In the data below, find every line with the string "Swing" and pull it out.
-- START OF GIVEN DATA --
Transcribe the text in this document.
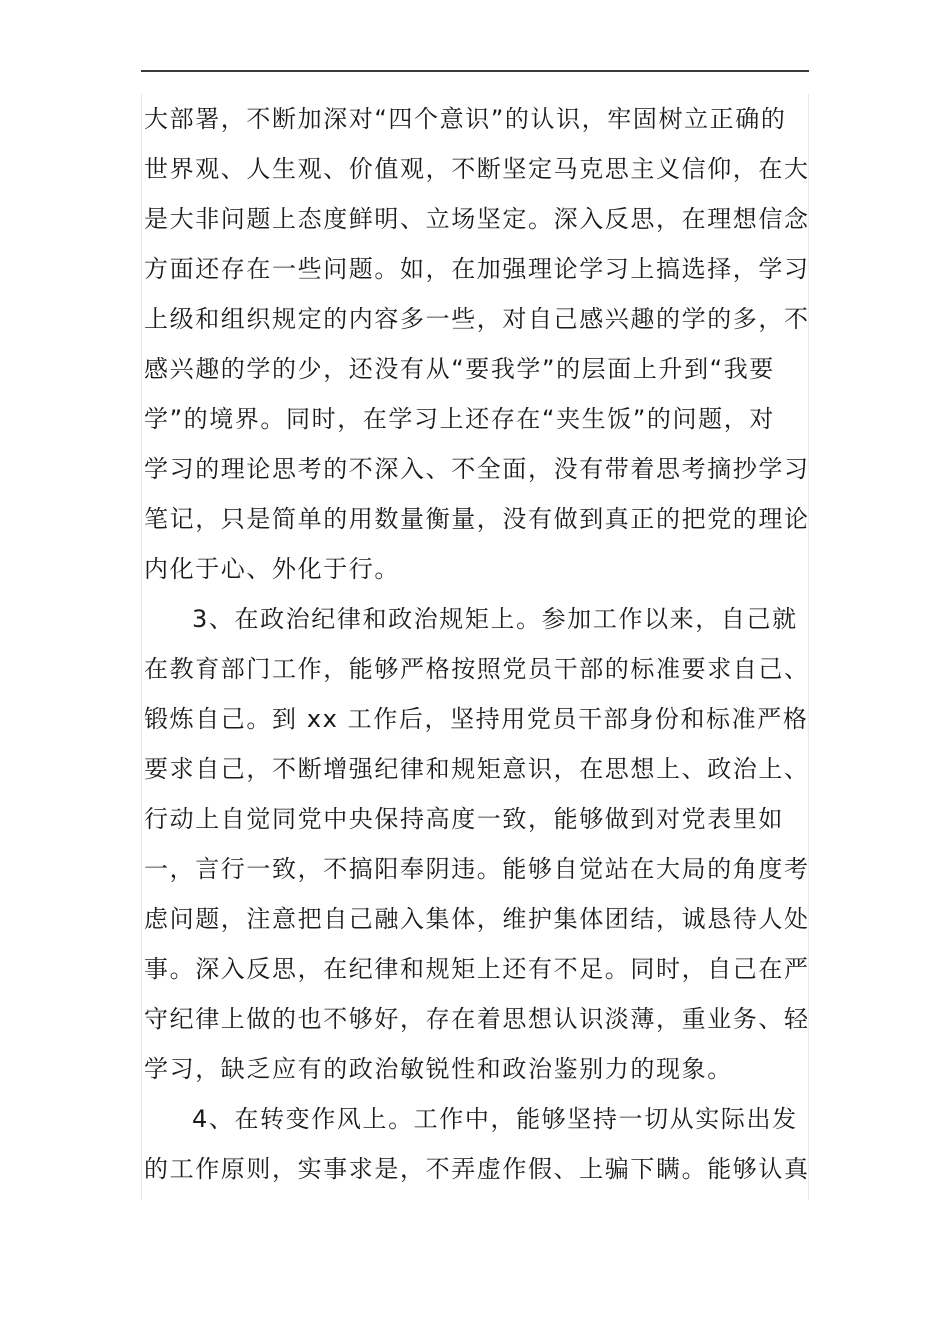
大部署，不断加深对“四个意识”的认识，牢固树立正确的
世界观、人生观、价值观，不断坚定马克思主义信仰，在大
是大非问题上态度鲜明、立场坚定。深入反思，在理想信念
方面还存在一些问题。如，在加强理论学习上搞选择，学习
上级和组织规定的内容多一些，对自己感兴趣的学的多，不
感兴趣的学的少，还没有从“要我学”的层面上升到“我要
学”的境界。同时，在学习上还存在“夹生饭”的问题，对
学习的理论思考的不深入、不全面，没有带着思考摘抄学习
笔记，只是简单的用数量衡量，没有做到真正的把党的理论
内化于心、外化于行。
3、在政治纪律和政治规矩上。参加工作以来，自己就
在教育部门工作，能够严格按照党员干部的标准要求自己、
锻炼自己。到 xx 工作后，坚持用党员干部身份和标准严格
要求自己，不断增强纪律和规矩意识，在思想上、政治上、
行动上自觉同党中央保持高度一致，能够做到对党表里如
一，言行一致，不搞阳奉阴违。能够自觉站在大局的角度考
虑问题，注意把自己融入集体，维护集体团结，诚恳待人处
事。深入反思，在纪律和规矩上还有不足。同时，自己在严
守纪律上做的也不够好，存在着思想认识淡薄，重业务、轻
学习，缺乏应有的政治敏锐性和政治鉴别力的现象。
4、在转变作风上。工作中，能够坚持一切从实际出发
的工作原则，实事求是，不弄虚作假、上骗下瞒。能够认真
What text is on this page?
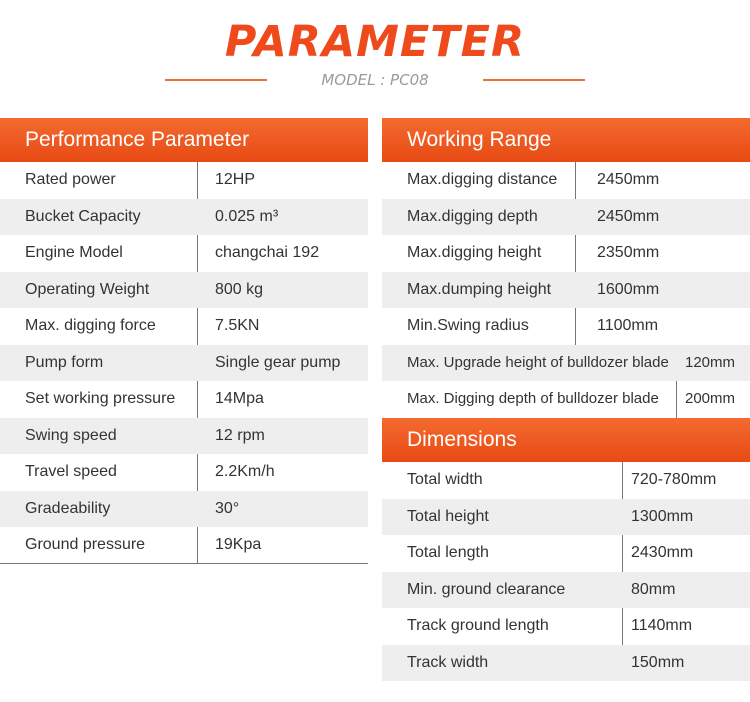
PARAMETER
MODEL : PC08
Performance Parameter
Rated power	12HP
Bucket Capacity	0.025 m³
Engine Model	changchai 192
Operating Weight	800 kg
Max. digging force	7.5KN
Pump form	Single gear pump
Set working pressure 14Mpa
Swing speed	12 rpm
Travel speed	2.2Km/h
Gradeability	30°
Ground pressure	19Kpa
Working Range
Max.digging distance 2450mm
Max.digging depth	2450mm
Max.digging height	2350mm
Max.dumping height	1600mm
Min.Swing radius	1100mm
Max. Upgrade height of bulldozer blade 120mm
Max. Digging depth of bulldozer blade 200mm
Dimensions
Total width	720-780mm
Total height	1300mm
Total length	2430mm
Min. ground clearance	80mm
Track ground length	1140mm
Track width	150mm
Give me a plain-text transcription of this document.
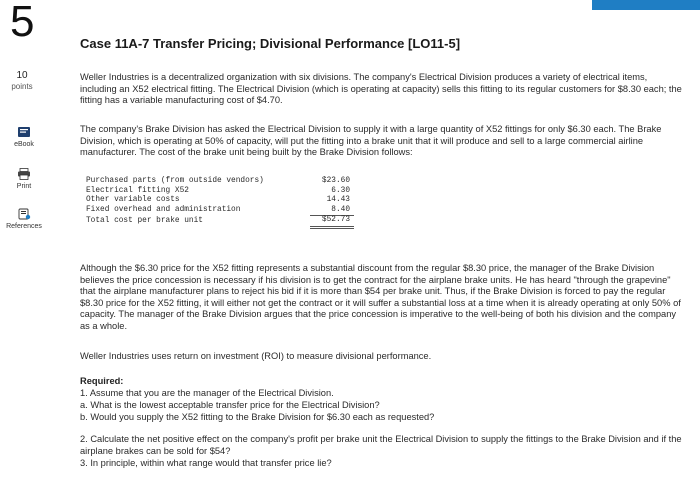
5
10
points
eBook
Print
References
Case 11A-7 Transfer Pricing; Divisional Performance [LO11-5]

Weller Industries is a decentralized organization with six divisions. The company's Electrical Division produces a variety of electrical items, including an X52 electrical fitting. The Electrical Division (which is operating at capacity) sells this fitting to its regular customers for $8.30 each; the fitting has a variable manufacturing cost of $4.70.

The company's Brake Division has asked the Electrical Division to supply it with a large quantity of X52 fittings for only $6.30 each. The Brake Division, which is operating at 50% of capacity, will put the fitting into a brake unit that it will produce and sell to a large commercial airline manufacturer. The cost of the brake unit being built by the Brake Division follows:

Purchased parts (from outside vendors)	$23.60
Electrical fitting X52	6.30
Other variable costs	14.43
Fixed overhead and administration	8.40
Total cost per brake unit	$52.73

Although the $6.30 price for the X52 fitting represents a substantial discount from the regular $8.30 price, the manager of the Brake Division believes the price concession is necessary if his division is to get the contract for the airplane brake units. He has heard "through the grapevine" that the airplane manufacturer plans to reject his bid if it is more than $54 per brake unit. Thus, if the Brake Division is forced to pay the regular $8.30 price for the X52 fitting, it will either not get the contract or it will suffer a substantial loss at a time when it is already operating at only 50% of capacity. The manager of the Brake Division argues that the price concession is imperative to the well-being of both his division and the company as a whole.

Weller Industries uses return on investment (ROI) to measure divisional performance.

Required:

1. Assume that you are the manager of the Electrical Division.

a. What is the lowest acceptable transfer price for the Electrical Division?

b. Would you supply the X52 fitting to the Brake Division for $6.30 each as requested?

2. Calculate the net positive effect on the company's profit per brake unit the Electrical Division to supply the fittings to the Brake Division and if the airplane brakes can be sold for $54?

3. In principle, within what range would that transfer price lie?
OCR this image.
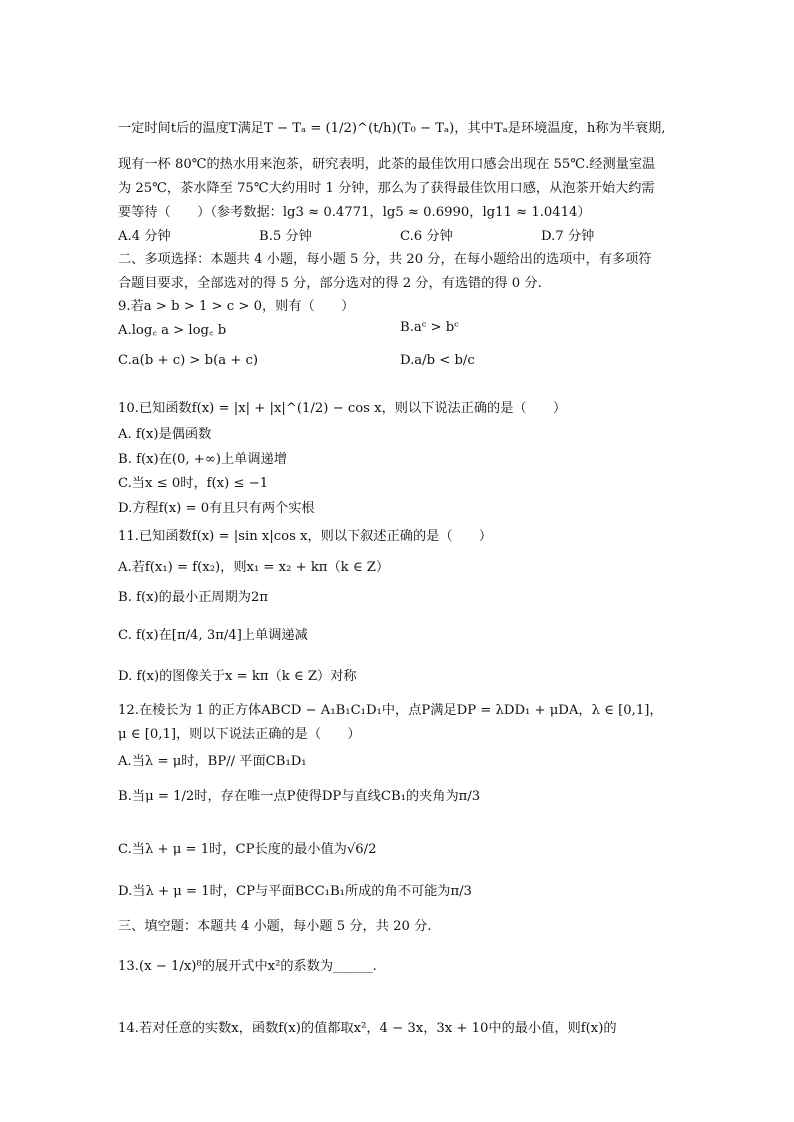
一定时间t后的温度T满足T − Tₐ = (1/2)^(t/h)(T₀ − Tₐ)，其中Tₐ是环境温度，h称为半衰期,
现有一杯 80℃的热水用来泡茶，研究表明，此茶的最佳饮用口感会出现在 55℃.经测量室温
为 25℃，茶水降至 75℃大约用时 1 分钟，那么为了获得最佳饮用口感，从泡茶开始大约需
要等待（　　）（参考数据：lg3 ≈ 0.4771，lg5 ≈ 0.6990，lg11 ≈ 1.0414）
A.4 分钟	B.5 分钟	C.6 分钟	D.7 分钟
二、多项选择：本题共 4 小题，每小题 5 分，共 20 分，在每小题给出的选项中，有多项符
合题目要求，全部选对的得 5 分，部分选对的得 2 分，有选错的得 0 分.
9.若a > b > 1 > c > 0，则有（　　）
A.log꜀ a > log꜀ b	B.aᶜ > bᶜ
C.a(b + c) > b(a + c)	D.a/b < b/c
10.已知函数f(x) = |x| + |x|^(1/2) − cos x，则以下说法正确的是（　　）
A. f(x)是偶函数
B. f(x)在(0, +∞)上单调递增
C.当x ≤ 0时，f(x) ≤ −1
D.方程f(x) = 0有且只有两个实根
11.已知函数f(x) = |sin x|cos x，则以下叙述正确的是（　　）
A.若f(x₁) = f(x₂)，则x₁ = x₂ + kπ（k ∈ Z）
B. f(x)的最小正周期为2π
C. f(x)在[π/4, 3π/4]上单调递减
D. f(x)的图像关于x = kπ（k ∈ Z）对称
12.在棱长为 1 的正方体ABCD − A₁B₁C₁D₁中，点P满足DP = λDD₁ + μDA，λ ∈ [0,1]，
μ ∈ [0,1]，则以下说法正确的是（　　）
A.当λ = μ时，BP// 平面CB₁D₁
B.当μ = 1/2时，存在唯一点P使得DP与直线CB₁的夹角为π/3
C.当λ + μ = 1时，CP长度的最小值为√6/2
D.当λ + μ = 1时，CP与平面BCC₁B₁所成的角不可能为π/3
三、填空题：本题共 4 小题，每小题 5 分，共 20 分.
13.(x − 1/x)⁸的展开式中x²的系数为______.
14.若对任意的实数x，函数f(x)的值都取x²，4 − 3x，3x + 10中的最小值，则f(x)的
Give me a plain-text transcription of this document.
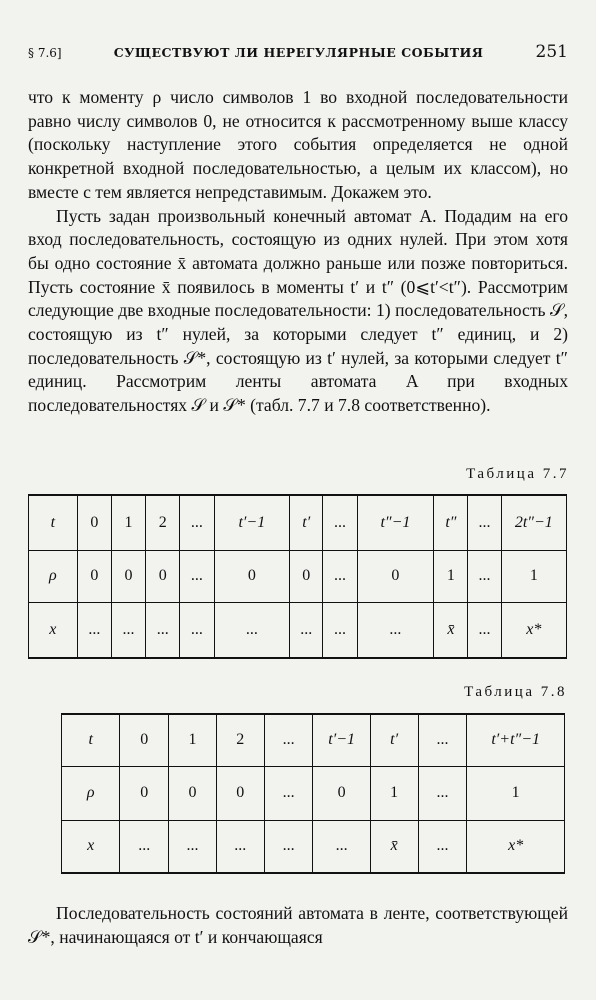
§ 7.6]	СУЩЕСТВУЮТ ЛИ НЕРЕГУЛЯРНЫЕ СОБЫТИЯ	251

что к моменту ρ число символов 1 во входной последовательности равно числу символов 0, не относится к рассмотренному выше классу (поскольку наступление этого события определяется не одной конкретной входной последовательностью, а целым их классом), но вместе с тем является непредставимым. Докажем это.

Пусть задан произвольный конечный автомат A. Подадим на его вход последовательность, состоящую из одних нулей. При этом хотя бы одно состояние x̄ автомата должно раньше или позже повториться. Пусть состояние x̄ появилось в моменты t′ и t″ (0⩽t′<t″). Рассмотрим следующие две входные последовательности: 1) последовательность 𝒮, состоящую из t″ нулей, за которыми следует t″ единиц, и 2) последовательность 𝒮*, состоящую из t′ нулей, за которыми следует t″ единиц. Рассмотрим ленты автомата A при входных последовательностях 𝒮 и 𝒮* (табл. 7.7 и 7.8 соответственно).

Таблица 7.7
t	0	1	2	...	t′−1	t′	...	t″−1	t″	...	2t″−1
ρ	0	0	0	...	0	0	...	0	1	...	1
x	...	...	...	...	...	...	...	...	x̄	...	x*
Таблица 7.8
t	0	1	2	...	t′−1	t′	...	t′+t″−1
ρ	0	0	0	...	0	1	...	1
x	...	...	...	...	...	x̄	...	x*

Последовательность состояний автомата в ленте, соответствующей 𝒮*, начинающаяся от t′ и кончающаяся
-- END OF GIVEN DATA --
EXERCISE RESULT:
Swing speed	12 rpm
Min.Swing radius	1100mm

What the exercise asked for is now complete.